Exercise details
Pick out every line with the word "одном" and copy it.

+++

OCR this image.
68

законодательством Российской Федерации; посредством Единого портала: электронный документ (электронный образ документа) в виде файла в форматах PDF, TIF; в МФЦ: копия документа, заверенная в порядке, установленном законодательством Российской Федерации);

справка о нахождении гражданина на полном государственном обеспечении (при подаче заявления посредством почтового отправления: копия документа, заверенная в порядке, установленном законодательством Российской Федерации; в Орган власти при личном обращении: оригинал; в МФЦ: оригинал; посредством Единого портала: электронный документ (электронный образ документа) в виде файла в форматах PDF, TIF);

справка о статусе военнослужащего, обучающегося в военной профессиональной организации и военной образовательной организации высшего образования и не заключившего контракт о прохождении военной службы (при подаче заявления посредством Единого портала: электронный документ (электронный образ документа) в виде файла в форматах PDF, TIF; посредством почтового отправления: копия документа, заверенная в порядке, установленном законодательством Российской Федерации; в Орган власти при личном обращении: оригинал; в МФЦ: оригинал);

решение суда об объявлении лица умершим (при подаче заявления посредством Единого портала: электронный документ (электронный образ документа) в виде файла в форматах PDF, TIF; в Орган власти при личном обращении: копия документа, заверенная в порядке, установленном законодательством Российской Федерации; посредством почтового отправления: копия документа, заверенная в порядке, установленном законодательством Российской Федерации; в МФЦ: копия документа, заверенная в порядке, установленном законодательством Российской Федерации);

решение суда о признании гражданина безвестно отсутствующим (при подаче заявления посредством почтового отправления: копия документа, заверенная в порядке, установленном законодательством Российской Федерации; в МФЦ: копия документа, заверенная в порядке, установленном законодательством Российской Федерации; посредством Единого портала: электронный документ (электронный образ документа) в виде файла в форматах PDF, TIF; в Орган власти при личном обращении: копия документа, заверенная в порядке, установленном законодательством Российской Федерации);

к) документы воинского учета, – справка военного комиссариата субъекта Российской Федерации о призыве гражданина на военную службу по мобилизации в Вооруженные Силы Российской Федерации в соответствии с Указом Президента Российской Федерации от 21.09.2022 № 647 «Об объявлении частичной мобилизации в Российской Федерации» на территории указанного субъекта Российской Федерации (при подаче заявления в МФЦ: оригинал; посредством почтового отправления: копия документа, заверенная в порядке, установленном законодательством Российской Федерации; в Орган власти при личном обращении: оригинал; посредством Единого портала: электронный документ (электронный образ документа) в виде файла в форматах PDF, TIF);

+++

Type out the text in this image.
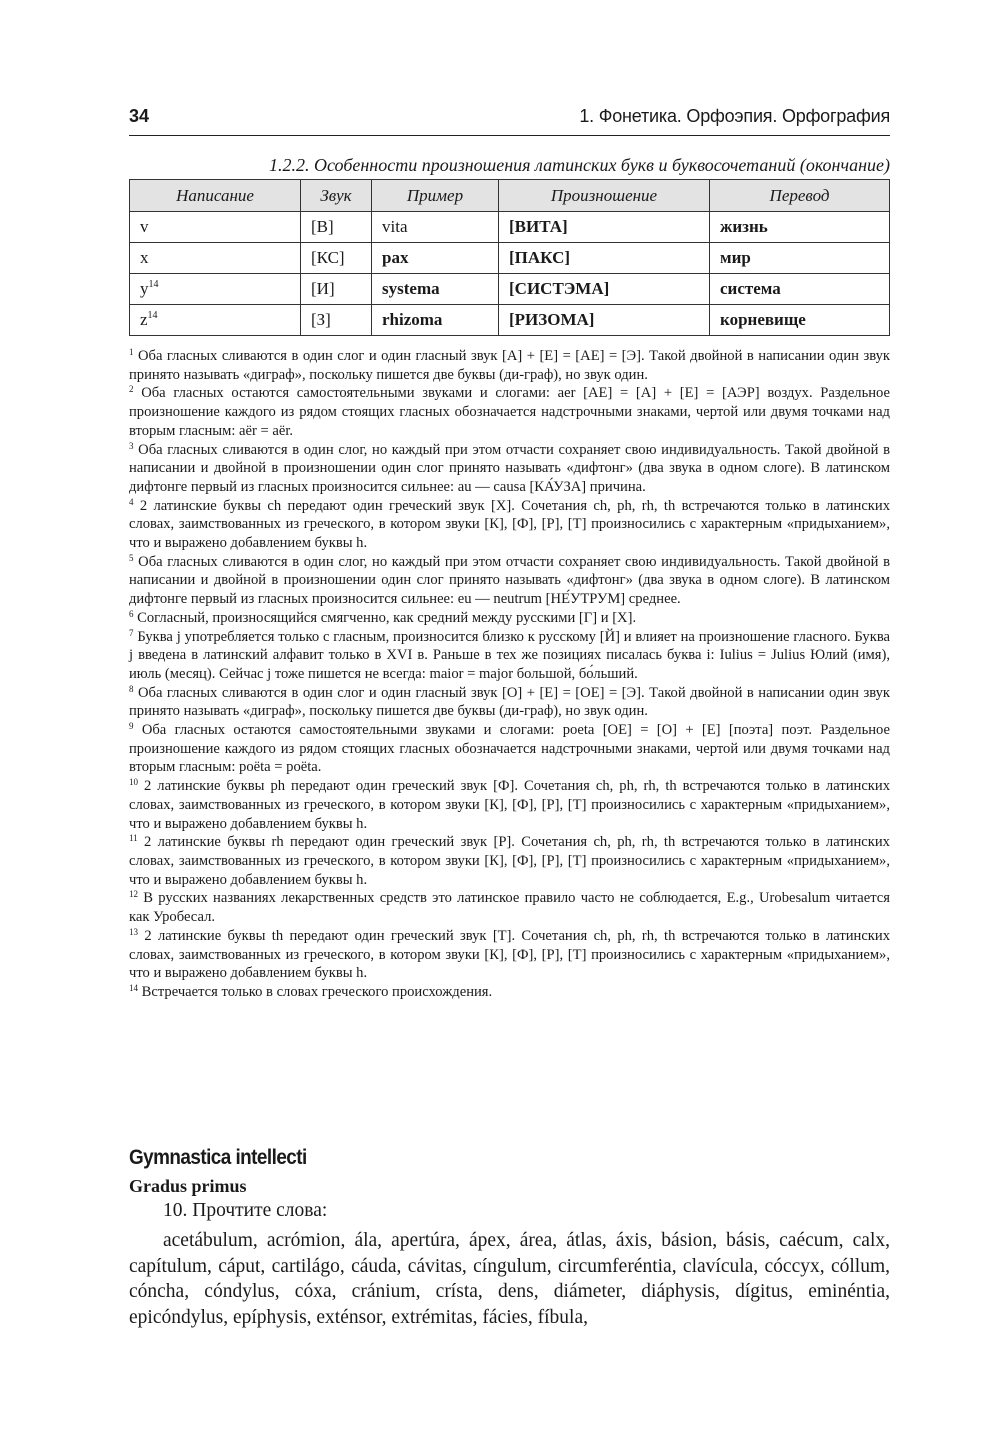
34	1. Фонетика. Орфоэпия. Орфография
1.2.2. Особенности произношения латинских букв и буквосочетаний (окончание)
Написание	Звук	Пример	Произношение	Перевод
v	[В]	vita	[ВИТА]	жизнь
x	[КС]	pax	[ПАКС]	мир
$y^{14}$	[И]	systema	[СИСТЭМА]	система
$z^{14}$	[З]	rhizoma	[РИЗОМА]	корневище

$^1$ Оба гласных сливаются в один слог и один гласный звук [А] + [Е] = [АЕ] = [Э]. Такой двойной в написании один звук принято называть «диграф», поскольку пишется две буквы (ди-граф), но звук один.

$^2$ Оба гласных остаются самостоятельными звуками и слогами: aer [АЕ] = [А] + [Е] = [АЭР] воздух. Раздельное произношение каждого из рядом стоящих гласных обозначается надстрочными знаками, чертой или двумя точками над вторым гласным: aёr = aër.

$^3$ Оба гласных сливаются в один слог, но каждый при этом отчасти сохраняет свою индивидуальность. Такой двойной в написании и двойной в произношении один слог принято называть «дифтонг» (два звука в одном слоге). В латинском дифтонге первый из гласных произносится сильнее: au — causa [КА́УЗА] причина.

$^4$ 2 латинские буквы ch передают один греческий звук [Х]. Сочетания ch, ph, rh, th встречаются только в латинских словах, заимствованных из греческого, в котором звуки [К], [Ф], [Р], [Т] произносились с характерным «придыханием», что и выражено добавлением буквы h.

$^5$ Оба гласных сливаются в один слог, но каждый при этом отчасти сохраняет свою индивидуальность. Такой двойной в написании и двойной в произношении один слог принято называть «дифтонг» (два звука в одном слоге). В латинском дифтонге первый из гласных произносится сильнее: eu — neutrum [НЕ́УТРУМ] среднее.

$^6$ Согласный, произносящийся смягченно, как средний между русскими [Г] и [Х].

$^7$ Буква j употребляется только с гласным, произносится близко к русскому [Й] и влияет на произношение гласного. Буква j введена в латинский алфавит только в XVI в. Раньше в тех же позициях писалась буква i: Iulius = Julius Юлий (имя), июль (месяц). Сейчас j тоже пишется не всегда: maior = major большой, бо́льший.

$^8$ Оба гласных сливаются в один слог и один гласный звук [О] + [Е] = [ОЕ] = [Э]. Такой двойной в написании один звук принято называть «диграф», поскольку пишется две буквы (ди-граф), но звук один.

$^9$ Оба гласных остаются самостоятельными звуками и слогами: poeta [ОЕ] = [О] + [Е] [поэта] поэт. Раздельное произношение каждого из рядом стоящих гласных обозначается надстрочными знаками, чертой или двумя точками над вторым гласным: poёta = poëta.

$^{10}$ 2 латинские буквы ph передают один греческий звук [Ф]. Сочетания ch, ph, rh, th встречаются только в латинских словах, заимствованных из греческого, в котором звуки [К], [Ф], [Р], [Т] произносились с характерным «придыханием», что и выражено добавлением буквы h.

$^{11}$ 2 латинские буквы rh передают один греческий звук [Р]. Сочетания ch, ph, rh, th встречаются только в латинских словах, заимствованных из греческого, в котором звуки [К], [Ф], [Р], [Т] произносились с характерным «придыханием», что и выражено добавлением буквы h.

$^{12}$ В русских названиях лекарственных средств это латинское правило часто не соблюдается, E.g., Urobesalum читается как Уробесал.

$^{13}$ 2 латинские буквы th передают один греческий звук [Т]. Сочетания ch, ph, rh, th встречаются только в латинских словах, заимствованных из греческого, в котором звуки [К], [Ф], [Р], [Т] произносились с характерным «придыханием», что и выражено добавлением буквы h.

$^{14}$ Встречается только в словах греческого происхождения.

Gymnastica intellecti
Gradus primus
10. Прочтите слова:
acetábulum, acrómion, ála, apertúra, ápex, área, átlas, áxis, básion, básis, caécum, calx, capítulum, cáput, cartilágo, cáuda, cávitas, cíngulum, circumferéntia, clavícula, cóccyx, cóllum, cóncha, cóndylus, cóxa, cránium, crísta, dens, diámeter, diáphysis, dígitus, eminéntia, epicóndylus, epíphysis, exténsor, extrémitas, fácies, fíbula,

+++

Answer to the exercise
$^3$ Оба гласных сливаются в один слог, но каждый при этом отчасти сохраняет свою индивидуальность. Такой двойной в написании и двойной в произношении один слог принято называть «дифтонг» (два звука в одном слоге). В латинском дифтонге первый из гласных произносится сильнее: au — causa [КА́УЗА] причина.
$^5$ Оба гласных сливаются в один слог, но каждый при этом отчасти сохраняет свою индивидуальность. Такой двойной в написании и двойной в произношении один слог принято называть «дифтонг» (два звука в одном слоге). В латинском дифтонге первый из гласных произносится сильнее: eu — neutrum [НЕ́УТРУМ] среднее.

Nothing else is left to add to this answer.